== GIVEN INFORMATION ==

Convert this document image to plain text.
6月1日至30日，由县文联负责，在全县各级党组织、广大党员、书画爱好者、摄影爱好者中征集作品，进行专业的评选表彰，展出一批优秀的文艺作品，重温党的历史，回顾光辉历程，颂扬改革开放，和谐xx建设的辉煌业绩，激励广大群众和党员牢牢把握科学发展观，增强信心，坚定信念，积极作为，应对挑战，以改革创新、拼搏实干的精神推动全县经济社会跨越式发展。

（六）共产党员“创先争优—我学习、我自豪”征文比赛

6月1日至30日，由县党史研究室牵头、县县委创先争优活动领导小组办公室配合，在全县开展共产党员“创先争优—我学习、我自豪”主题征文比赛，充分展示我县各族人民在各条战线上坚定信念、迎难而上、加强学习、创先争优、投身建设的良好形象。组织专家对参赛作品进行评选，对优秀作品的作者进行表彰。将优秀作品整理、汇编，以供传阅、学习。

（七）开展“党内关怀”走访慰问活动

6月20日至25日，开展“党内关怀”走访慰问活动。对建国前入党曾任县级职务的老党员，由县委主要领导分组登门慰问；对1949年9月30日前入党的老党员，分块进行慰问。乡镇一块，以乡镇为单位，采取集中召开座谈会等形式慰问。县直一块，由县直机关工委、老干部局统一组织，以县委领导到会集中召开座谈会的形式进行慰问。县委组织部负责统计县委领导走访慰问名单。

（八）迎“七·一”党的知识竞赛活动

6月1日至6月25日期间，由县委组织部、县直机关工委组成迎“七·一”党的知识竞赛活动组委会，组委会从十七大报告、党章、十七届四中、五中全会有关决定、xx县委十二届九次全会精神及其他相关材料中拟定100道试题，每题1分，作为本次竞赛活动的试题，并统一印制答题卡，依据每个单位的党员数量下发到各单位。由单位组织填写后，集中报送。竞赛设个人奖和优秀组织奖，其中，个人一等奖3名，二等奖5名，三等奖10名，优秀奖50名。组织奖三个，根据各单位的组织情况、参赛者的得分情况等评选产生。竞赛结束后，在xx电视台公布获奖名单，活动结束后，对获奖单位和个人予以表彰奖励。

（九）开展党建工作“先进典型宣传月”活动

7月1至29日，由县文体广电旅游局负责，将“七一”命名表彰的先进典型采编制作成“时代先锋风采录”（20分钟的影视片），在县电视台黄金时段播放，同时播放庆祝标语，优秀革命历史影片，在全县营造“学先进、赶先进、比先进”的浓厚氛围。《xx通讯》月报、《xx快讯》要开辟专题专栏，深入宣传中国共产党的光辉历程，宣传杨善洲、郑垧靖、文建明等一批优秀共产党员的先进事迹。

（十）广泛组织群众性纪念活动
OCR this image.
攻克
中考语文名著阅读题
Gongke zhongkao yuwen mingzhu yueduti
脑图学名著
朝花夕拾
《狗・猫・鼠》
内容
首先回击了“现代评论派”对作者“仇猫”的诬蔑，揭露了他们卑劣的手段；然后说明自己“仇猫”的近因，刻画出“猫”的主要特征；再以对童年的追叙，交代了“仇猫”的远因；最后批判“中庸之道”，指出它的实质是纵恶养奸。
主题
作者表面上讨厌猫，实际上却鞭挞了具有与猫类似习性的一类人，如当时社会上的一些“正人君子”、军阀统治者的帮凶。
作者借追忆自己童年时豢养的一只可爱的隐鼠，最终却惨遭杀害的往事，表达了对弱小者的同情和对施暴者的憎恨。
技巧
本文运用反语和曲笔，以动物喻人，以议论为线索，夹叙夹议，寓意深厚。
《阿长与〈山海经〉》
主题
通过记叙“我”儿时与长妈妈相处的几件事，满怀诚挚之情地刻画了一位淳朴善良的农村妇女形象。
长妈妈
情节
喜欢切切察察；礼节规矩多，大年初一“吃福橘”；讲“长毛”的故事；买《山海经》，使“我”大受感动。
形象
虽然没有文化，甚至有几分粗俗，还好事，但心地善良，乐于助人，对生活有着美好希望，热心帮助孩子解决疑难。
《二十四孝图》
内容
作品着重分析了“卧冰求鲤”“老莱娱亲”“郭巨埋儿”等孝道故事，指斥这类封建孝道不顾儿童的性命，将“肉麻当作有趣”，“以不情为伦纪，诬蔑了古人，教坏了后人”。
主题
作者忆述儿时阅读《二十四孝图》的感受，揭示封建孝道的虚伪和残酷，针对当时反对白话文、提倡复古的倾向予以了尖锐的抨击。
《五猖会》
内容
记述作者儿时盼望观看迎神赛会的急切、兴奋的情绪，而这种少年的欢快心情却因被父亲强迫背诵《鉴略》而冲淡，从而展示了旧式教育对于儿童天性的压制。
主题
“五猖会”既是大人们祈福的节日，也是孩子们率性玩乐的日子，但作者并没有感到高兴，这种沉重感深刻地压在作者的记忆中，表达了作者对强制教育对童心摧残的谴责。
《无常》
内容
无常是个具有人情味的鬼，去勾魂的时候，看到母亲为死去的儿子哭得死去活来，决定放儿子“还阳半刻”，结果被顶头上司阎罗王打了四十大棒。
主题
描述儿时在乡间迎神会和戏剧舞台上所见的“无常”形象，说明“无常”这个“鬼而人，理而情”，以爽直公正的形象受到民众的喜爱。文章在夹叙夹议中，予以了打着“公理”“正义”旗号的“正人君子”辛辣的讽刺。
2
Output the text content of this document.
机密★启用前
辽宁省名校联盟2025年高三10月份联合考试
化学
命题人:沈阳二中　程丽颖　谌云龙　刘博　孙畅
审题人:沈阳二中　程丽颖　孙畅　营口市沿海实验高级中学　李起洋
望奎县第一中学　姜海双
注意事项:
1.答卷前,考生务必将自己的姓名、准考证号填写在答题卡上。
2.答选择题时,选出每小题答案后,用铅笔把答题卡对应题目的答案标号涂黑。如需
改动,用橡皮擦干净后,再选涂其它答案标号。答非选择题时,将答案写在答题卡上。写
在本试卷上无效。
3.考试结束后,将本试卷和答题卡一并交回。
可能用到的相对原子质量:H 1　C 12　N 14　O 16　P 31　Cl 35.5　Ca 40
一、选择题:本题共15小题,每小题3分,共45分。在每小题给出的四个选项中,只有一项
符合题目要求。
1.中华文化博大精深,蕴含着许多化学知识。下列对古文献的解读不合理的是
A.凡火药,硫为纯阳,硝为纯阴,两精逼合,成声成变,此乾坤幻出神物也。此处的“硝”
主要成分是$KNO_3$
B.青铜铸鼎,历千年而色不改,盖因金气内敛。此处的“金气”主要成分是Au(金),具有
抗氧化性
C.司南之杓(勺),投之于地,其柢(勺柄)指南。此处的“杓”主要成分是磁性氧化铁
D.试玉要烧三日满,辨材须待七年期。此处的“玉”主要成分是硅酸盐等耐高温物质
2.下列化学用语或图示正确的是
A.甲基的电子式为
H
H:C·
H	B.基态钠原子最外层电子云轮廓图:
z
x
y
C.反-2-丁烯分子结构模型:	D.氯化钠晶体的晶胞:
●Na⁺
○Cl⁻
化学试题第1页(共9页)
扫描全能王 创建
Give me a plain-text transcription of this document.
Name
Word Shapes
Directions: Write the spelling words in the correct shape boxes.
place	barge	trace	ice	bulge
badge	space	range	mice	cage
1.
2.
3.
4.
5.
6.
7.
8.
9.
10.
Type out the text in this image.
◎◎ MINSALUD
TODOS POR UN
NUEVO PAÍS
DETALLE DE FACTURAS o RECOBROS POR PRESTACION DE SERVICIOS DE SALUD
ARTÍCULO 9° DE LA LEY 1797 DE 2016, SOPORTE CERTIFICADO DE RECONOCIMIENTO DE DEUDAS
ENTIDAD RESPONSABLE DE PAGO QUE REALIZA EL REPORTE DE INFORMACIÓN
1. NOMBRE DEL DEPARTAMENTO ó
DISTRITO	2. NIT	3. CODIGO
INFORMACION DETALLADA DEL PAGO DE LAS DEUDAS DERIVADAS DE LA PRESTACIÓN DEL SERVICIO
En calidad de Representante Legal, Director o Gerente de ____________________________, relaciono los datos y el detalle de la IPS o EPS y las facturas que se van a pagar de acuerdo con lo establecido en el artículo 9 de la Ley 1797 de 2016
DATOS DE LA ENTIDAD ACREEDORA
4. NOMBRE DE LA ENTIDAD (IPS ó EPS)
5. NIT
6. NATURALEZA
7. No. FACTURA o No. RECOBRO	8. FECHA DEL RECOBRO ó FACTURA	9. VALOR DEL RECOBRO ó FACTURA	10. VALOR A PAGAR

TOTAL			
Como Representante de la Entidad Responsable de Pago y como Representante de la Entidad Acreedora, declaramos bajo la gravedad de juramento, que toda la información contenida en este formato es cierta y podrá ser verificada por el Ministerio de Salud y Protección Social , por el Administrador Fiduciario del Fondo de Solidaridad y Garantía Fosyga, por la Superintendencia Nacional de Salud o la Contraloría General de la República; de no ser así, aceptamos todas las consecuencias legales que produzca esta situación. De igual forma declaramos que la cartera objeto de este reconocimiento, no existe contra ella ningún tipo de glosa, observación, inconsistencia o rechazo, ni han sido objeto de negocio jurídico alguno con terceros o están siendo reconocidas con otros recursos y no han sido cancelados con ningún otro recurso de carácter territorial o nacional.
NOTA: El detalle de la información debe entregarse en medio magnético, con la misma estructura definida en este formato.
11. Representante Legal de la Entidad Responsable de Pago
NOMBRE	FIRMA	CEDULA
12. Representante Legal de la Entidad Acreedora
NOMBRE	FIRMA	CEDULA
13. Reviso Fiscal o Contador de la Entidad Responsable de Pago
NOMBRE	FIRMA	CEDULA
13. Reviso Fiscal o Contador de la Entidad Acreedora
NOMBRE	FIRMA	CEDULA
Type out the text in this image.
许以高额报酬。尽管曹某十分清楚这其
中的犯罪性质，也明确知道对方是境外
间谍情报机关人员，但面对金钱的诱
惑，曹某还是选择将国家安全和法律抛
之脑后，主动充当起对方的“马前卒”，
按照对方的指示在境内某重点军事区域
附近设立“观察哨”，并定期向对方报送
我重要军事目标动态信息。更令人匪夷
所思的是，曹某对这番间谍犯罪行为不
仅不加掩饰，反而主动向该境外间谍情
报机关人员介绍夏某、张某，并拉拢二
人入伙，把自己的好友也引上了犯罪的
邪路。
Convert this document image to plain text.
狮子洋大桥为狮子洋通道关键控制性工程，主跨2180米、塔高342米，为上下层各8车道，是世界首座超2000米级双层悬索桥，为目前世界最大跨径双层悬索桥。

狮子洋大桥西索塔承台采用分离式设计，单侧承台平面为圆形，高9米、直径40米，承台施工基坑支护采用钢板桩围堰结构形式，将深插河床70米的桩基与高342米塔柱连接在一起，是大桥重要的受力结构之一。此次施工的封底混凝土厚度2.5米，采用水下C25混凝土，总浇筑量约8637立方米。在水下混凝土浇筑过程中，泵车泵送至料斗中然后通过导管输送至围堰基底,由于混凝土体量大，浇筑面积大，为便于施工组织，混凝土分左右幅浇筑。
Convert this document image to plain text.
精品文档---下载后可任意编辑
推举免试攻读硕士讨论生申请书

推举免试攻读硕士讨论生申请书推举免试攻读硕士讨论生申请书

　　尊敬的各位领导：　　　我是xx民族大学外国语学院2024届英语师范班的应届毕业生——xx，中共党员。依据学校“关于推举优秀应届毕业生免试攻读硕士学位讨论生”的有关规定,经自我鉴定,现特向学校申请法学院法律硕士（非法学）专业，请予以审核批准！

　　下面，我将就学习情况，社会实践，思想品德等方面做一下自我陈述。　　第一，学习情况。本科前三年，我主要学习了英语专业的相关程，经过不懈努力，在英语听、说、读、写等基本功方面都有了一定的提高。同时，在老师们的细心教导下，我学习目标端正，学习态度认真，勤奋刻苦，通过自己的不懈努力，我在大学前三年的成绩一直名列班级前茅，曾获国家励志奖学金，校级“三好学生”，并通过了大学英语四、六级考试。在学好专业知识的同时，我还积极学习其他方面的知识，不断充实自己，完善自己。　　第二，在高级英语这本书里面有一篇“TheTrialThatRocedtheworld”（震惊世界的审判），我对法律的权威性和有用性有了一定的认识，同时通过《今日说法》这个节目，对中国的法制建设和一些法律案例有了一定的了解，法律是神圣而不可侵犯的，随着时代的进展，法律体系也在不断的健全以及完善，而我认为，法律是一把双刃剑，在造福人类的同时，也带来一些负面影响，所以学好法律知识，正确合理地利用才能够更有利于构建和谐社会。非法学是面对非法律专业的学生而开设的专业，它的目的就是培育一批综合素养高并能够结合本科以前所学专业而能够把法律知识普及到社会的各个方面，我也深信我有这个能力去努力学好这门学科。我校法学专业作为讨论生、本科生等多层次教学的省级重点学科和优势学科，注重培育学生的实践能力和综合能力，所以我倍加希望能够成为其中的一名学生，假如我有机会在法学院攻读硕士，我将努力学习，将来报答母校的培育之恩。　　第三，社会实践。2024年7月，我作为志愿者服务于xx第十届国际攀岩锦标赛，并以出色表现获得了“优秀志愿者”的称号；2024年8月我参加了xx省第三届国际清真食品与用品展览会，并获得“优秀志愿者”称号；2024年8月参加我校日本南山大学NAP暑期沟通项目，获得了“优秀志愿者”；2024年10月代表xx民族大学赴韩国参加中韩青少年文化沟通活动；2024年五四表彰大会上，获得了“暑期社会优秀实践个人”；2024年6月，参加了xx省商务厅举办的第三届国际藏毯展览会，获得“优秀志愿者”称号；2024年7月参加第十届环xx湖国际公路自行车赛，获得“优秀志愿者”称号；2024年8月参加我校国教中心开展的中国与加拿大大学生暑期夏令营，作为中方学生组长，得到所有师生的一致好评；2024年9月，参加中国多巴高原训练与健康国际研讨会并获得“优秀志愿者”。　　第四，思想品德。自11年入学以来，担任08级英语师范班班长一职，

===

DESCRIPTION OF THE TASK:
Where a line above includes "DEUDAS", copy that line.

SOLUTION TO THIS EXERCISE:
ARTÍCULO 9° DE LA LEY 1797 DE 2016, SOPORTE CERTIFICADO DE RECONOCIMIENTO DE DEUDAS
INFORMACION DETALLADA DEL PAGO DE LAS DEUDAS DERIVADAS DE LA PRESTACIÓN DEL SERVICIO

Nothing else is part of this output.